● Your goal
Each line containing the word "太史公书" must be reported.

● Provided information
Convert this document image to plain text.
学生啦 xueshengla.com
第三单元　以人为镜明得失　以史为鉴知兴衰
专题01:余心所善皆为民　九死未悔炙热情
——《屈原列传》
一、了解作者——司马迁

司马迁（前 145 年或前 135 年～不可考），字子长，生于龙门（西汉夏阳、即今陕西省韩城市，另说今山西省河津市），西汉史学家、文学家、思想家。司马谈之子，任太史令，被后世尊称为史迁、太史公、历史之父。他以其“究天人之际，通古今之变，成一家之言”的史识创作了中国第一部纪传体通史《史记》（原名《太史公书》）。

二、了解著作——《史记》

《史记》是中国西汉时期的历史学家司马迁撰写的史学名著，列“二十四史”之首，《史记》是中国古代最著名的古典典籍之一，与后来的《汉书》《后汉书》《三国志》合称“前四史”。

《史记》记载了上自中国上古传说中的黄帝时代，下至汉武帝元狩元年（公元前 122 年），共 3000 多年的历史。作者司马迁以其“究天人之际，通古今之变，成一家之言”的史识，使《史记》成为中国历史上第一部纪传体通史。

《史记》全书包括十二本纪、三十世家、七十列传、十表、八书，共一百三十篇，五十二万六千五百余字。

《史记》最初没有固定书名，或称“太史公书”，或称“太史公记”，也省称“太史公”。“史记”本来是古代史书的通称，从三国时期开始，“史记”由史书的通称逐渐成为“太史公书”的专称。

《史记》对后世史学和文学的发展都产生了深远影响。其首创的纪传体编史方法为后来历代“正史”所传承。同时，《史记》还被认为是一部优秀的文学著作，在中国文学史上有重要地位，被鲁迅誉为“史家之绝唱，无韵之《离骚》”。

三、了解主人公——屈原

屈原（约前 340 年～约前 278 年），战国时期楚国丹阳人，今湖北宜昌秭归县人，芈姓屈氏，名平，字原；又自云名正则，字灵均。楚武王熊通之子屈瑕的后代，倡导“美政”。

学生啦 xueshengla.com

● Full solution
司马迁（前 145 年或前 135 年～不可考），字子长，生于龙门（西汉夏阳、即今陕西省韩城市，另说今山西省河津市），西汉史学家、文学家、思想家。司马谈之子，任太史令，被后世尊称为史迁、太史公、历史之父。他以其“究天人之际，通古今之变，成一家之言”的史识创作了中国第一部纪传体通史《史记》（原名《太史公书》）。
《史记》最初没有固定书名，或称“太史公书”，或称“太史公记”，也省称“太史公”。“史记”本来是古代史书的通称，从三国时期开始，“史记”由史书的通称逐渐成为“太史公书”的专称。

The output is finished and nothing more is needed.